## GIVEN RECORDS:
——

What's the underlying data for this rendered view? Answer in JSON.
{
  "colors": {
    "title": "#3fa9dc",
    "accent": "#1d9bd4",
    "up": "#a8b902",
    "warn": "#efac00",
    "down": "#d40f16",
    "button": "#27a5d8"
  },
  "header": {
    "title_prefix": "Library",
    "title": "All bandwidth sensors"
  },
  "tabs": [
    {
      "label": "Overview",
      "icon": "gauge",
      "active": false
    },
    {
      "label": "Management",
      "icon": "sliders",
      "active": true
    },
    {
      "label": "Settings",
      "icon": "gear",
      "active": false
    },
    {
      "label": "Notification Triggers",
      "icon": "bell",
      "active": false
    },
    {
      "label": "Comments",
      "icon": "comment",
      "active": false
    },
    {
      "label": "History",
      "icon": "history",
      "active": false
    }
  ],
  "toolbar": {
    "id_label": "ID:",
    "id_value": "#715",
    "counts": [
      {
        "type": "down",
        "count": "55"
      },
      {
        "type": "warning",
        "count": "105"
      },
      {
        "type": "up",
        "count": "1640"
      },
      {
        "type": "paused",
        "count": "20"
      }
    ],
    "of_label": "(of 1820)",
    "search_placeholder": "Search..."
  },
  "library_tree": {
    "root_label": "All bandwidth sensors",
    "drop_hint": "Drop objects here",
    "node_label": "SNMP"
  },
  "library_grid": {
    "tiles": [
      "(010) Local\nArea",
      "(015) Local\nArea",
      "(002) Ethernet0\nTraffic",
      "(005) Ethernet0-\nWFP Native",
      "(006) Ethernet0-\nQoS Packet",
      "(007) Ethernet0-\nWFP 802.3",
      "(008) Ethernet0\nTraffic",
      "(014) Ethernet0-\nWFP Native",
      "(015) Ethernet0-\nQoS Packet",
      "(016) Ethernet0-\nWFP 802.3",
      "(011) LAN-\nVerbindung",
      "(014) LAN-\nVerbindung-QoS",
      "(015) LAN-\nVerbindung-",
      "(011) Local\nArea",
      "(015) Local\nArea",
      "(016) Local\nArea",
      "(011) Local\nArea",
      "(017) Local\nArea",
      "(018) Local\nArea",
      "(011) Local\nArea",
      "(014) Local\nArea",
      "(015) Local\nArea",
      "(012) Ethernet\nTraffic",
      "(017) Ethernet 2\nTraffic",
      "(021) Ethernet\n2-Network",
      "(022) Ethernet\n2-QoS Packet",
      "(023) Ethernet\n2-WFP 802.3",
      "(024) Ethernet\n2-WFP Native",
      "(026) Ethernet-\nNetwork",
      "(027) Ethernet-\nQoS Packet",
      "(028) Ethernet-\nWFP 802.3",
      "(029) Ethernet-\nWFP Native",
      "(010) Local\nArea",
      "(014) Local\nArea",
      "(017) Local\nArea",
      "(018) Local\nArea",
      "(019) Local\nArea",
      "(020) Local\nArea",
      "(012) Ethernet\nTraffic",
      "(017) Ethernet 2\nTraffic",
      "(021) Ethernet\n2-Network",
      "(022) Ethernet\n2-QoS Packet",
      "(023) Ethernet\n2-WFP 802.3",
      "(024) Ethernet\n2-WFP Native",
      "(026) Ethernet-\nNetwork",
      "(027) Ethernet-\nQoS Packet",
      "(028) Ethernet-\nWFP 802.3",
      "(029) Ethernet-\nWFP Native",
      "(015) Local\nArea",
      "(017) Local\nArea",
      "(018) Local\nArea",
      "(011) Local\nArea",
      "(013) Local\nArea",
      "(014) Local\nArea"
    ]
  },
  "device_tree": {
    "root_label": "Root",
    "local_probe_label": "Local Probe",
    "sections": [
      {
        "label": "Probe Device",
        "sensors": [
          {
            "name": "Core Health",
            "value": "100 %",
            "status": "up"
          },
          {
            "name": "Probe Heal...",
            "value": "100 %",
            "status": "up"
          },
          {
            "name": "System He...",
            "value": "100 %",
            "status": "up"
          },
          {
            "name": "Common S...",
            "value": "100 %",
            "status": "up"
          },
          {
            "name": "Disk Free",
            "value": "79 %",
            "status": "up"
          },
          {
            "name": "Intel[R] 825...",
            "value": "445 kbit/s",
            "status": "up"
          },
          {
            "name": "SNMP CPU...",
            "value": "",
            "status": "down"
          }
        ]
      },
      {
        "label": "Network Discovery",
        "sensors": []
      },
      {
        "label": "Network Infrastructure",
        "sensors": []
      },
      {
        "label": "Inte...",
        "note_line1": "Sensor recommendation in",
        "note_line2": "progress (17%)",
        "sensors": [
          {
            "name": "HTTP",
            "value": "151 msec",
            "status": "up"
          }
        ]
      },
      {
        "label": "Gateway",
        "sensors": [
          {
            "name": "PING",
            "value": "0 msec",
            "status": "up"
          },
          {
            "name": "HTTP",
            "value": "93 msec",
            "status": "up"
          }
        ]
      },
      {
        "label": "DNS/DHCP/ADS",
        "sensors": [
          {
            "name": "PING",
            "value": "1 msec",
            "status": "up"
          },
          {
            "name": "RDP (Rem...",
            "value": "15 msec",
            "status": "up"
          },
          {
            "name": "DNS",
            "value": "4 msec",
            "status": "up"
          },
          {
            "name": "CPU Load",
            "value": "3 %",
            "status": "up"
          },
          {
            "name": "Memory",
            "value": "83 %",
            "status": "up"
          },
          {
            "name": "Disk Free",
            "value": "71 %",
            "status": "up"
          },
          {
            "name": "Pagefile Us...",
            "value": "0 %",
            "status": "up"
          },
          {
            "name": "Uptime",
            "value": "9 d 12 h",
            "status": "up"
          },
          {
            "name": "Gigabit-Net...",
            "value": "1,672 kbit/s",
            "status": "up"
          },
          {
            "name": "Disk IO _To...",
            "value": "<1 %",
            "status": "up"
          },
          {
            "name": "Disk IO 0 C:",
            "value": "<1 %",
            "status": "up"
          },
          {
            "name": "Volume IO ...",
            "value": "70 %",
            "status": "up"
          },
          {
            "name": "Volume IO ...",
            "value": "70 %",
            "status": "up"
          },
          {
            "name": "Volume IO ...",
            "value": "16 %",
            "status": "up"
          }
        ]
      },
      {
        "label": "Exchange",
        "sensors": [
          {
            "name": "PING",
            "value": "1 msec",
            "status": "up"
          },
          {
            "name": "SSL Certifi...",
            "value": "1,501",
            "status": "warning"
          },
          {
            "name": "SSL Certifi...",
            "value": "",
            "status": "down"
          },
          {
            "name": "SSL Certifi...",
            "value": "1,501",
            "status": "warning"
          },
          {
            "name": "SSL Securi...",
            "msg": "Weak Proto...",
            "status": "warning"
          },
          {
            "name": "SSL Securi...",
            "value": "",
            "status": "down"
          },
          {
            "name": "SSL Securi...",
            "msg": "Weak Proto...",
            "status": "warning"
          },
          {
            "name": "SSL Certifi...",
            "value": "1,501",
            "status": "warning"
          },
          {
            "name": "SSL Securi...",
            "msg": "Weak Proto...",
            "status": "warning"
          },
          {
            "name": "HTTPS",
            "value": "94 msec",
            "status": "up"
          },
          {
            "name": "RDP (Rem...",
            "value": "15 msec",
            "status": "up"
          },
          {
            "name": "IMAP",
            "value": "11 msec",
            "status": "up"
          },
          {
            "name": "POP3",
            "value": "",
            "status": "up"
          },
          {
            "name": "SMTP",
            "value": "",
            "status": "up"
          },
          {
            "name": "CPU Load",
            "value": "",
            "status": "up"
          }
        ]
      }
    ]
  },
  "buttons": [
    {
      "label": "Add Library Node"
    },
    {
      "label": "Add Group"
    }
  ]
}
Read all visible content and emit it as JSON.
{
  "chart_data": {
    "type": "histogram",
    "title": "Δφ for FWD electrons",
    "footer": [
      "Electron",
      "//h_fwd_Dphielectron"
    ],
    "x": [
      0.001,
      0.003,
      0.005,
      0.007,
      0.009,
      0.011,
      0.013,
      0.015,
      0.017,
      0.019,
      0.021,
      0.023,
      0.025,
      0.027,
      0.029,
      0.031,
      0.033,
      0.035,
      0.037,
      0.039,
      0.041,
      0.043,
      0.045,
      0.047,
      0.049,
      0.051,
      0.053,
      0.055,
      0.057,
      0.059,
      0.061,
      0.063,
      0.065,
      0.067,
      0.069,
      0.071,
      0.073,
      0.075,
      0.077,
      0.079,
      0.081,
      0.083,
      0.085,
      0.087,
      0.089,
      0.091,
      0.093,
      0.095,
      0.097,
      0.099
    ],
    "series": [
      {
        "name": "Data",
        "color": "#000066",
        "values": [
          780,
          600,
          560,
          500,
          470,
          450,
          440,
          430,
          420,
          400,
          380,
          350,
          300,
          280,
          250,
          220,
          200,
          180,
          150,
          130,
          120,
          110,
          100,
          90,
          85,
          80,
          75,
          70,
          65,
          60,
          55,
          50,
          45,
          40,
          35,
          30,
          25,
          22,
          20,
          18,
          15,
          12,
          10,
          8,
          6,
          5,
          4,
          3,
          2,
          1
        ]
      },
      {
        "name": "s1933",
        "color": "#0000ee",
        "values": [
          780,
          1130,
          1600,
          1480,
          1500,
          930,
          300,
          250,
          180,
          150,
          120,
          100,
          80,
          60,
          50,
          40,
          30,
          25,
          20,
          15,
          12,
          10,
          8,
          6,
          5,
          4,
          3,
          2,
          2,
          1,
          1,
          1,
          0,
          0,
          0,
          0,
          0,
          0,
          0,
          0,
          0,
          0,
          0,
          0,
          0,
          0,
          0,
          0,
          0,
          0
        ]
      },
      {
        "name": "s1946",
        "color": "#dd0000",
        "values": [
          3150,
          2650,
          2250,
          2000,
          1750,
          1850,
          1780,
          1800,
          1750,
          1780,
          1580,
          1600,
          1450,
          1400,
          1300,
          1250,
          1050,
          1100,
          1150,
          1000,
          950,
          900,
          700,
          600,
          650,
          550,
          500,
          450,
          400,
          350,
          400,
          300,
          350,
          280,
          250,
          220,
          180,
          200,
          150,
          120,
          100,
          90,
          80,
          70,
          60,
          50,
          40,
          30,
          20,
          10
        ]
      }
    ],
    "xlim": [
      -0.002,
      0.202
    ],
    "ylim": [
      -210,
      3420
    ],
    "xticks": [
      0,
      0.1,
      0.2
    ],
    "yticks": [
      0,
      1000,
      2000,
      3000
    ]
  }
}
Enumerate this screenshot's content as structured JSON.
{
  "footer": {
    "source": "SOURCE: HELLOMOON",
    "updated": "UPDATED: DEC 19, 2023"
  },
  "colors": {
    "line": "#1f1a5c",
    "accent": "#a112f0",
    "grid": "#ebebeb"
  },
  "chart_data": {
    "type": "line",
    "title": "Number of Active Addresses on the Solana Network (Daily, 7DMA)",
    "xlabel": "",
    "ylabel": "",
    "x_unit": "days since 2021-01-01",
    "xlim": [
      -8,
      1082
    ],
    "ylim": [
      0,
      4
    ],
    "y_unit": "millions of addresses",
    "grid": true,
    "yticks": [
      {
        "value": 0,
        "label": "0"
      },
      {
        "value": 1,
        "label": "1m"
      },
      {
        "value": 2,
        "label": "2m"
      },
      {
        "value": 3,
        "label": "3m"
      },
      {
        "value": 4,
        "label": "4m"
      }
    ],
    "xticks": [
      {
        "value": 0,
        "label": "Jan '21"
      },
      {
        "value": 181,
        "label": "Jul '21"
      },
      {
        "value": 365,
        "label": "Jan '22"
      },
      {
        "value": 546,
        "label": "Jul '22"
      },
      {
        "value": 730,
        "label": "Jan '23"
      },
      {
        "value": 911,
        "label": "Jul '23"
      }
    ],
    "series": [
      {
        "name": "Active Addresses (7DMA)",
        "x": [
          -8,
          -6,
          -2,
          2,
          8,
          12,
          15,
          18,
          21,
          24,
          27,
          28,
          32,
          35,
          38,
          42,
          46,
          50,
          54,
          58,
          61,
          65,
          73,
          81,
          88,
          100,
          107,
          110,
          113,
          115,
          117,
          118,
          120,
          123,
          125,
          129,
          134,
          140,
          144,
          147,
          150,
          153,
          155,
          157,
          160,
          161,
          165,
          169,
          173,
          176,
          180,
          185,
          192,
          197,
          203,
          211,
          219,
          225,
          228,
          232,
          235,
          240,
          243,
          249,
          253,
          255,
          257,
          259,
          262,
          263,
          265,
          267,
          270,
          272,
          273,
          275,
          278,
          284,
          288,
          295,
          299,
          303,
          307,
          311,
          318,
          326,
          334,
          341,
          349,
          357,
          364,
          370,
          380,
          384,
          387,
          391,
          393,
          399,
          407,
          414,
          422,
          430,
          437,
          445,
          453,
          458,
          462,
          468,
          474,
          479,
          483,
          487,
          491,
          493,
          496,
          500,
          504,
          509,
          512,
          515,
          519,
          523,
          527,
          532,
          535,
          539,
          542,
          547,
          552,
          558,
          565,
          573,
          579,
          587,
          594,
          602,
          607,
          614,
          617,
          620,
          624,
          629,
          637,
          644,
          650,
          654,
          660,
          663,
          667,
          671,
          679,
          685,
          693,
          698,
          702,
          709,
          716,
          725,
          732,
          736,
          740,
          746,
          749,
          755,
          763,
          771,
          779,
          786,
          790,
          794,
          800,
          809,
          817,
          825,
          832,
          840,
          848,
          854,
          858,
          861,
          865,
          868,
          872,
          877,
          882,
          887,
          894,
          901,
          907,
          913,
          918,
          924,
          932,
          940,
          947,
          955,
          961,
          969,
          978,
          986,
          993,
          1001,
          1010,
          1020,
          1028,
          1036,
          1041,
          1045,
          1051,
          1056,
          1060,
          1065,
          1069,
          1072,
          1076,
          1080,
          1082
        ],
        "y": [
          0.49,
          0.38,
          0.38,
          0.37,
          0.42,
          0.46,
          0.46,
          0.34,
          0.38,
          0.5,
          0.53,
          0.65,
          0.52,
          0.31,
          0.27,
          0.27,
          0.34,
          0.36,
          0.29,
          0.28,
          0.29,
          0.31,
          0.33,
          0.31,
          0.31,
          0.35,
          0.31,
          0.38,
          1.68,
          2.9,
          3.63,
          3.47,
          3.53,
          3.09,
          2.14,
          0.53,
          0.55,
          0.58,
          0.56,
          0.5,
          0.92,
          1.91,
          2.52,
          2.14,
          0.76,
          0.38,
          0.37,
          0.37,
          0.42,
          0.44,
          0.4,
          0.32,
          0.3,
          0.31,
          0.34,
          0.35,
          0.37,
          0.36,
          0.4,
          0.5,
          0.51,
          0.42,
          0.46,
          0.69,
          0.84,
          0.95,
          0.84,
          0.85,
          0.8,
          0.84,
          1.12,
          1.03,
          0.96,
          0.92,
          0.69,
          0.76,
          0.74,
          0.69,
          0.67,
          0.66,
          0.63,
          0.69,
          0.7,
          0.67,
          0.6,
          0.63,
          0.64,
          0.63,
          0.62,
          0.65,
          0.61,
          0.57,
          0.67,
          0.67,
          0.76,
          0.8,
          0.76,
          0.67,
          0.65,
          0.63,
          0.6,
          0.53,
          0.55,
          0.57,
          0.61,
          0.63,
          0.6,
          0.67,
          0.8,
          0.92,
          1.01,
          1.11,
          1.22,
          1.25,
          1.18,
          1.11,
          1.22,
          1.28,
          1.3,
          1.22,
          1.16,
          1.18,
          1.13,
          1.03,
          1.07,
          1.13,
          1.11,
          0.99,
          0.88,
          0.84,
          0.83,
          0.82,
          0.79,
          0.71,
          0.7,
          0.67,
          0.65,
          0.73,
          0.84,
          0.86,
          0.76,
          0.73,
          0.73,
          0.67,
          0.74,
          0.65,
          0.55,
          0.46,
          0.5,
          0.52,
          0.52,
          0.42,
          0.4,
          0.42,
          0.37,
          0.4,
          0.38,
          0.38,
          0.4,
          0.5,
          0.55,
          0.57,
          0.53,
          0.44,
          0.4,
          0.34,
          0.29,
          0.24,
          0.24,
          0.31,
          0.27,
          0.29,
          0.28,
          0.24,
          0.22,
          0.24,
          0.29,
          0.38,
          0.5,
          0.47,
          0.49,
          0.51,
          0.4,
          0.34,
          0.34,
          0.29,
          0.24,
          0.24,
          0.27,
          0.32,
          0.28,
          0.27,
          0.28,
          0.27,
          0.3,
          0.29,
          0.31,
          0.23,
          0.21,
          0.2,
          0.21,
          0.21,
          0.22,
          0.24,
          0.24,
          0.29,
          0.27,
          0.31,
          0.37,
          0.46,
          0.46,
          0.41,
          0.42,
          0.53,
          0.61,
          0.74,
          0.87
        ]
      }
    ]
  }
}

——

## WHAT NEEDS TO BE DONE:
Above are some records. Report the number of their lines that include "Disk", and add nothing else.

## WORKED ANSWER:
4